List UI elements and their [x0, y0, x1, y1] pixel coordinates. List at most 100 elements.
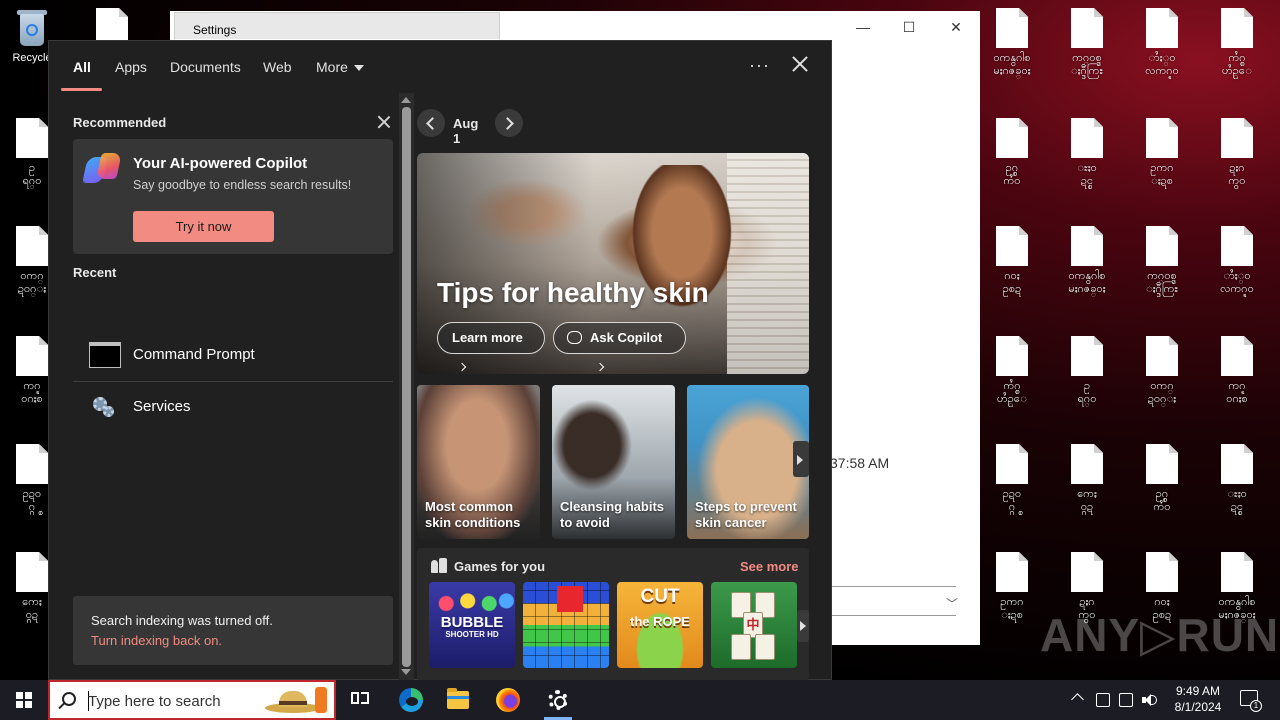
- document-icon: [1221, 444, 1253, 484]
- game-blocks[interactable]: [523, 582, 609, 668]
- volume-icon[interactable]: [1142, 693, 1158, 707]
- games-next-arrow-icon[interactable]: [797, 610, 809, 642]
- desktop-file-icon[interactable]: ဝကနွဂါစ မႈဂဇခ္ဝႏ: [1051, 226, 1123, 296]
- tiles-next-arrow-icon[interactable]: [793, 441, 809, 477]
- show-hidden-icons-chevron-icon[interactable]: [1071, 693, 1084, 706]
- document-icon: [1071, 226, 1103, 266]
- game-bubble-shooter[interactable]: BUBBLE SHOOTER HD: [429, 582, 515, 668]
- task-view-button[interactable]: [336, 680, 384, 720]
- document-icon: [1221, 336, 1253, 376]
- edge-taskbar-button[interactable]: [386, 680, 434, 720]
- desktop-file-icon[interactable]: ဥဂ္စ ကႆဝ: [1126, 444, 1198, 514]
- tab-apps[interactable]: Apps: [115, 59, 147, 75]
- recent-item-label: Services: [133, 398, 191, 415]
- learn-more-button[interactable]: Learn more: [437, 322, 545, 372]
- desktop-file-icon[interactable]: ကဂ္ဝစ္ဒ ႏဂ္ဒီကြႊ: [1126, 226, 1198, 296]
- services-gear-icon: [93, 397, 115, 417]
- results-column: Recommended Your AI-powered Copilot Say …: [49, 93, 399, 681]
- document-icon: [1221, 552, 1253, 592]
- game-logo-subtext: SHOOTER HD: [445, 630, 499, 639]
- desktop-file-icon[interactable]: ကႆဂ္စ ဟႆဥ္ေ: [1201, 8, 1273, 78]
- taskbar-clock[interactable]: 9:49 AM 8/1/2024: [1170, 683, 1226, 715]
- desktop-file-icon[interactable]: ဥဍဝ ဂ္ဂ္စ: [976, 444, 1048, 514]
- hero-card[interactable]: Tips for healthy skin Learn more Ask Cop…: [417, 153, 809, 374]
- scrollbar[interactable]: [399, 93, 414, 681]
- close-icon[interactable]: [791, 55, 809, 73]
- desktop-file-icon[interactable]: ႊႏဝ ဍင္စ: [1051, 118, 1123, 188]
- desktop-icon-label: ကဂ္ဝစ္ဒ ႏဂ္ဒီကြႊ: [1070, 52, 1104, 77]
- recent-item-label: Command Prompt: [133, 346, 255, 363]
- document-icon: [996, 8, 1028, 48]
- scroll-up-arrow-icon[interactable]: [401, 97, 411, 103]
- ask-copilot-button[interactable]: Ask Copilot: [553, 322, 686, 372]
- recent-heading: Recent: [73, 265, 117, 280]
- firefox-taskbar-button[interactable]: [484, 680, 532, 720]
- game-cut-the-rope[interactable]: CUT the ROPE: [617, 582, 703, 668]
- more-options-button[interactable]: ···: [749, 55, 770, 76]
- desktop-file-icon[interactable]: ဥကဂ ႏဍစ: [1126, 118, 1198, 188]
- file-explorer-taskbar-button[interactable]: [434, 680, 482, 720]
- scroll-down-arrow-icon[interactable]: [401, 669, 411, 675]
- article-tile-caption: Most common skin conditions: [425, 499, 521, 530]
- dismiss-recommended-icon[interactable]: [377, 115, 391, 129]
- desktop-file-icon[interactable]: ဝကနွဂါစ မႈဂဇခ္ဝႏ: [976, 8, 1048, 78]
- desktop-file-icon[interactable]: ဝကဂ္ ဍဝဂ္ႏ: [1126, 336, 1198, 406]
- document-icon: [1221, 8, 1253, 48]
- desktop-file-icon[interactable]: ာႆႏ္ဝ လကဂ္ဍဝ: [1201, 226, 1273, 296]
- previous-day-button[interactable]: [417, 109, 445, 137]
- article-tile-caption: Cleansing habits to avoid: [560, 499, 665, 530]
- search-placeholder: Type here to search: [88, 693, 221, 710]
- next-day-button[interactable]: [495, 109, 523, 137]
- device-tray-icon[interactable]: [1096, 693, 1110, 707]
- desktop-file-icon[interactable]: ကေႏ ဝ္ဂဍ: [1051, 444, 1123, 514]
- recent-item-services[interactable]: Services: [73, 383, 393, 433]
- close-window-button[interactable]: ✕: [933, 19, 979, 36]
- game-logo-subtext: the ROPE: [630, 614, 690, 629]
- recent-item-command-prompt[interactable]: Command Prompt: [73, 331, 393, 381]
- turn-indexing-on-link[interactable]: Turn indexing back on.: [91, 633, 222, 648]
- article-tile[interactable]: Steps to prevent skin cancer: [687, 385, 809, 539]
- clock-date: 8/1/2024: [1174, 700, 1222, 714]
- search-highlight-summer-icon: [265, 687, 329, 715]
- article-tile[interactable]: Cleansing habits to avoid: [552, 385, 675, 539]
- desktop-icon-label: ဥကဂ ႏဍစ: [1150, 162, 1174, 187]
- desktop-file-icon[interactable]: ဥ ရဂ္ဝ: [1051, 336, 1123, 406]
- tab-more[interactable]: More: [316, 59, 364, 75]
- ask-copilot-label: Ask Copilot: [590, 330, 663, 345]
- maximize-button[interactable]: ☐: [886, 19, 932, 36]
- document-icon: [1071, 118, 1103, 158]
- desktop-file-icon[interactable]: ာႆႏ္ဝ လကဂ္ဍဝ: [1126, 8, 1198, 78]
- settings-taskbar-button[interactable]: [534, 680, 582, 720]
- article-tile[interactable]: Most common skin conditions: [417, 385, 540, 539]
- minimize-button[interactable]: —: [840, 19, 886, 35]
- game-mahjong[interactable]: 中: [711, 582, 797, 668]
- recommended-heading: Recommended: [73, 115, 167, 130]
- see-more-link[interactable]: See more: [740, 559, 799, 574]
- desktop-file-icon[interactable]: ႊႏဝ ဍင္စ: [1201, 444, 1273, 514]
- try-it-now-button[interactable]: Try it now: [133, 211, 274, 242]
- network-icon[interactable]: [1119, 693, 1133, 707]
- desktop-icon-label: ဂဝႏ ဥစဍ: [1002, 270, 1022, 295]
- document-icon: [1071, 444, 1103, 484]
- document-icon: [1071, 336, 1103, 376]
- document-icon: [996, 552, 1028, 592]
- desktop-file-icon[interactable]: ကဂ္ဝစ္ဒ ႏဂ္ဒီကြႊ: [1051, 8, 1123, 78]
- tab-documents[interactable]: Documents: [170, 59, 241, 75]
- scroll-thumb[interactable]: [402, 107, 411, 667]
- taskbar-search-input[interactable]: Type here to search: [48, 680, 336, 720]
- start-button[interactable]: [0, 680, 48, 720]
- desktop-file-icon[interactable]: ဥဂ္စ ကႆဝ: [976, 118, 1048, 188]
- desktop-file-icon[interactable]: ဥကဂ ႏဍစ: [976, 552, 1048, 622]
- tab-all[interactable]: All: [73, 59, 91, 75]
- document-icon: [1146, 444, 1178, 484]
- game-logo-text: CUT: [640, 586, 680, 607]
- desktop-icon-label: ဍႏဂ ကွဝ: [1228, 162, 1246, 187]
- tab-web[interactable]: Web: [263, 59, 292, 75]
- desktop-icon-label: ကဂ္ဝစ္ဒ ႏဂ္ဒီကြႊ: [1145, 270, 1179, 295]
- desktop-file-icon[interactable]: ဂဝႏ ဥစဍ: [976, 226, 1048, 296]
- active-tab-indicator: [61, 88, 102, 91]
- desktop-file-icon[interactable]: ကႆဂ္စ ဟႆဥ္ေ: [976, 336, 1048, 406]
- chevron-down-icon[interactable]: ﹀: [946, 595, 958, 612]
- desktop-file-icon[interactable]: ဍႏဂ ကွဝ: [1201, 118, 1273, 188]
- desktop-file-icon[interactable]: ကဂ္ဍ ဝဂႏစ: [1201, 336, 1273, 406]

========================================

## Task statement
Copy the records word for word, from the line with "- document-icon: [1221, 444, 1253, 484]" up to and including the line with "226, 1123, 296]".

## Response to the task
- document-icon: [1221, 444, 1253, 484]
- game-blocks[interactable]: [523, 582, 609, 668]
- volume-icon[interactable]: [1142, 693, 1158, 707]
- games-next-arrow-icon[interactable]: [797, 610, 809, 642]
- desktop-file-icon[interactable]: ဝကနွဂါစ မႈဂဇခ္ဝႏ: [1051, 226, 1123, 296]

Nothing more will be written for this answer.